[TASK BRIEF]
Using the records provided below, locate and copy each line that contains the word "recessions".

[ENTRIES SHOWN]

----------

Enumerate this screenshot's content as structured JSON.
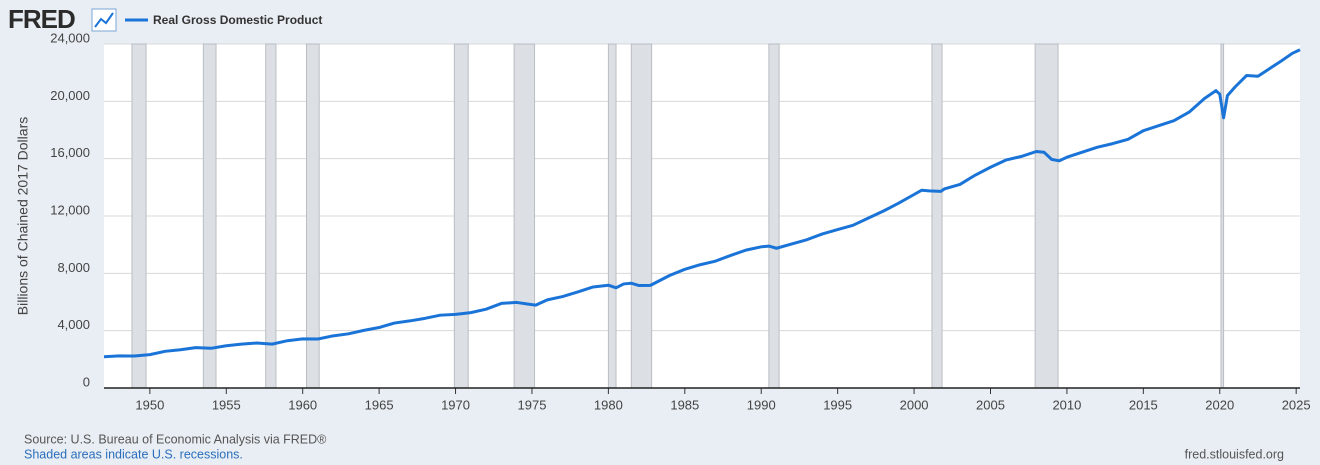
{
  "header": {
    "logo": "FRED"
  },
  "chart_data": {
    "type": "line",
    "y_axis_label": "Billions of Chained 2017 Dollars",
    "x": [
      1947,
      1948,
      1949,
      1950,
      1951,
      1952,
      1953,
      1954,
      1955,
      1956,
      1957,
      1958,
      1959,
      1960,
      1961,
      1962,
      1963,
      1964,
      1965,
      1966,
      1967,
      1968,
      1969,
      1970,
      1971,
      1972,
      1973,
      1974,
      1974.75,
      1975.25,
      1976,
      1977,
      1978,
      1979,
      1980,
      1980.5,
      1981,
      1981.5,
      1982,
      1982.75,
      1983,
      1984,
      1985,
      1986,
      1987,
      1988,
      1989,
      1990,
      1990.5,
      1991,
      1992,
      1993,
      1994,
      1995,
      1996,
      1997,
      1998,
      1999,
      2000,
      2000.5,
      2001,
      2001.75,
      2002,
      2003,
      2004,
      2005,
      2006,
      2007,
      2008,
      2008.5,
      2009,
      2009.5,
      2010,
      2011,
      2012,
      2013,
      2014,
      2015,
      2016,
      2017,
      2018,
      2019,
      2019.75,
      2020,
      2020.25,
      2020.5,
      2021,
      2021.75,
      2022.5,
      2023,
      2024,
      2024.75,
      2025.25
    ],
    "series": [
      {
        "name": "Real Gross Domestic Product",
        "color": "#1a74d8",
        "values": [
          2180,
          2240,
          2230,
          2330,
          2560,
          2670,
          2820,
          2770,
          2950,
          3060,
          3140,
          3060,
          3300,
          3430,
          3420,
          3640,
          3780,
          4020,
          4220,
          4530,
          4680,
          4860,
          5080,
          5140,
          5260,
          5500,
          5900,
          5970,
          5850,
          5780,
          6150,
          6380,
          6700,
          7050,
          7170,
          6990,
          7260,
          7310,
          7150,
          7160,
          7300,
          7850,
          8280,
          8600,
          8850,
          9250,
          9620,
          9850,
          9900,
          9750,
          10050,
          10350,
          10750,
          11050,
          11350,
          11850,
          12350,
          12900,
          13500,
          13800,
          13750,
          13720,
          13900,
          14200,
          14850,
          15400,
          15900,
          16150,
          16500,
          16450,
          15950,
          15850,
          16100,
          16450,
          16800,
          17050,
          17350,
          17950,
          18300,
          18650,
          19250,
          20200,
          20750,
          20500,
          18850,
          20400,
          21000,
          21800,
          21750,
          22100,
          22800,
          23350,
          23600
        ]
      }
    ],
    "recessions": [
      [
        1948.83,
        1949.75
      ],
      [
        1953.5,
        1954.33
      ],
      [
        1957.58,
        1958.25
      ],
      [
        1960.25,
        1961.08
      ],
      [
        1969.92,
        1970.83
      ],
      [
        1973.83,
        1975.17
      ],
      [
        1980.0,
        1980.5
      ],
      [
        1981.5,
        1982.83
      ],
      [
        1990.5,
        1991.17
      ],
      [
        2001.17,
        2001.83
      ],
      [
        2007.92,
        2009.42
      ],
      [
        2020.08,
        2020.25
      ]
    ],
    "xlim": [
      1947,
      2025.25
    ],
    "xticks": [
      1950,
      1955,
      1960,
      1965,
      1970,
      1975,
      1980,
      1985,
      1990,
      1995,
      2000,
      2005,
      2010,
      2015,
      2020,
      2025
    ],
    "ylim": [
      0,
      24000
    ],
    "yticks": [
      0,
      {
        "value": 4000,
        "label": "4,000"
      },
      {
        "value": 8000,
        "label": "8,000"
      },
      {
        "value": 12000,
        "label": "12,000"
      },
      {
        "value": 16000,
        "label": "16,000"
      },
      {
        "value": 20000,
        "label": "20,000"
      },
      {
        "value": 24000,
        "label": "24,000"
      }
    ],
    "grid": true
  },
  "footer": {
    "source": "Source: U.S. Bureau of Economic Analysis via FRED®",
    "note": "Shaded areas indicate U.S. recessions.",
    "site": "fred.stlouisfed.org"
  }
}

----------

[EXERCISE OUTPUT]
    "recessions": [
    "note": "Shaded areas indicate U.S. recessions.",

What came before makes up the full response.